-- Start of DATASET RECORDS --
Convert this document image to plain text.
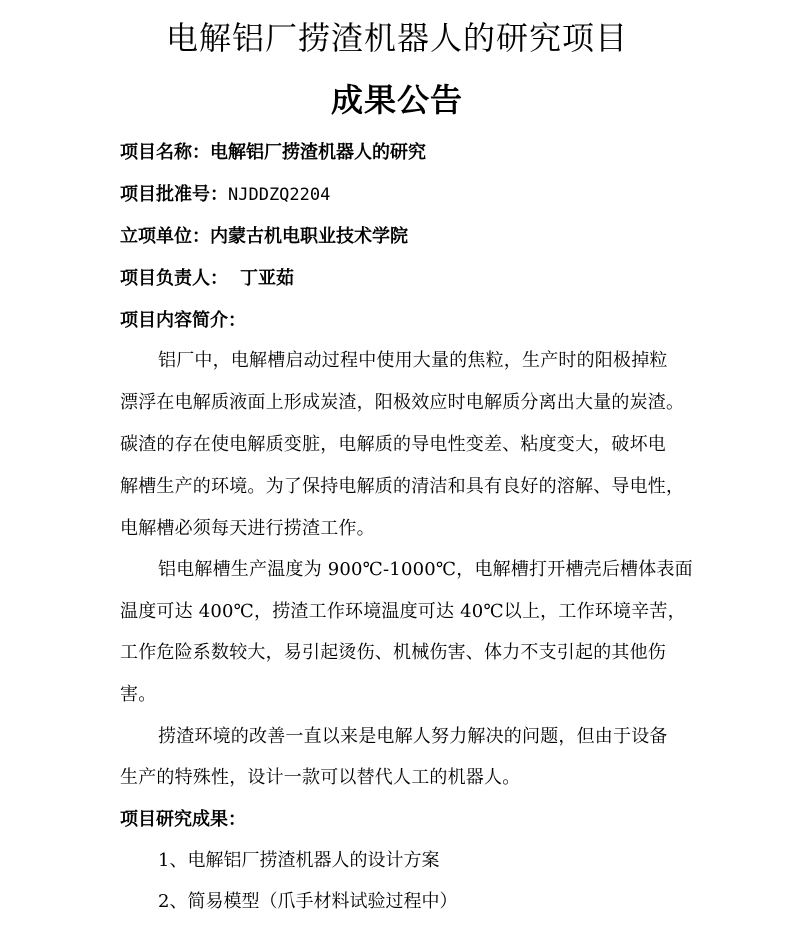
电解铝厂捞渣机器人的研究项目
成果公告
项目名称：电解铝厂捞渣机器人的研究
项目批准号：NJDDZQ2204
立项单位：内蒙古机电职业技术学院
项目负责人： 丁亚茹
项目内容简介：
铝厂中，电解槽启动过程中使用大量的焦粒，生产时的阳极掉粒
漂浮在电解质液面上形成炭渣，阳极效应时电解质分离出大量的炭渣。
碳渣的存在使电解质变脏，电解质的导电性变差、粘度变大，破坏电
解槽生产的环境。为了保持电解质的清洁和具有良好的溶解、导电性，
电解槽必须每天进行捞渣工作。
铝电解槽生产温度为 900℃-1000℃，电解槽打开槽壳后槽体表面
温度可达 400℃，捞渣工作环境温度可达 40℃以上，工作环境辛苦，
工作危险系数较大，易引起烫伤、机械伤害、体力不支引起的其他伤
害。
捞渣环境的改善一直以来是电解人努力解决的问题，但由于设备
生产的特殊性，设计一款可以替代人工的机器人。
项目研究成果：
1、电解铝厂捞渣机器人的设计方案
2、简易模型（爪手材料试验过程中）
-- End of DATASET RECORDS --
#### [EXERCISE DESCRIPTION]
Without including the pictures, return each record above exactly as it stands.

#### [RESULT BELOW]
Convert this document image to plain text.
电解铝厂捞渣机器人的研究项目
成果公告
项目名称：电解铝厂捞渣机器人的研究
项目批准号：NJDDZQ2204
立项单位：内蒙古机电职业技术学院
项目负责人： 丁亚茹
项目内容简介：
铝厂中，电解槽启动过程中使用大量的焦粒，生产时的阳极掉粒
漂浮在电解质液面上形成炭渣，阳极效应时电解质分离出大量的炭渣。
碳渣的存在使电解质变脏，电解质的导电性变差、粘度变大，破坏电
解槽生产的环境。为了保持电解质的清洁和具有良好的溶解、导电性，
电解槽必须每天进行捞渣工作。
铝电解槽生产温度为 900℃-1000℃，电解槽打开槽壳后槽体表面
温度可达 400℃，捞渣工作环境温度可达 40℃以上，工作环境辛苦，
工作危险系数较大，易引起烫伤、机械伤害、体力不支引起的其他伤
害。
捞渣环境的改善一直以来是电解人努力解决的问题，但由于设备
生产的特殊性，设计一款可以替代人工的机器人。
项目研究成果：
1、电解铝厂捞渣机器人的设计方案
2、简易模型（爪手材料试验过程中）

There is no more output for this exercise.